- _The task_
Reproduce every one of the following entries word for word, keeping each line in its original order.

Start of Supplied material

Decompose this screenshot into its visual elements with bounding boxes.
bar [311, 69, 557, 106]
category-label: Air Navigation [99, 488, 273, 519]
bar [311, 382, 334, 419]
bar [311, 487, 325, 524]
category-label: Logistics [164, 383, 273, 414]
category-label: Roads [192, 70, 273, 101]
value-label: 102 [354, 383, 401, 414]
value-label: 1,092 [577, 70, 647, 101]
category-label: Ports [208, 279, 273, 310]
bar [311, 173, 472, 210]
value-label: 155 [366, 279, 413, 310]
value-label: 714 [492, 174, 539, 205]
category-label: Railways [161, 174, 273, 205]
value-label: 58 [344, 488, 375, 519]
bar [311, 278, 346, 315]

End of Supplied material

- _Correct response_
Decompose this screenshot into its visual elements with bounding boxes.
bar [311, 69, 557, 106]
category-label: Air Navigation [99, 488, 273, 519]
bar [311, 382, 334, 419]
bar [311, 487, 325, 524]
category-label: Logistics [164, 383, 273, 414]
category-label: Roads [192, 70, 273, 101]
value-label: 102 [354, 383, 401, 414]
value-label: 1,092 [577, 70, 647, 101]
category-label: Ports [208, 279, 273, 310]
bar [311, 173, 472, 210]
value-label: 155 [366, 279, 413, 310]
value-label: 714 [492, 174, 539, 205]
category-label: Railways [161, 174, 273, 205]
value-label: 58 [344, 488, 375, 519]
bar [311, 278, 346, 315]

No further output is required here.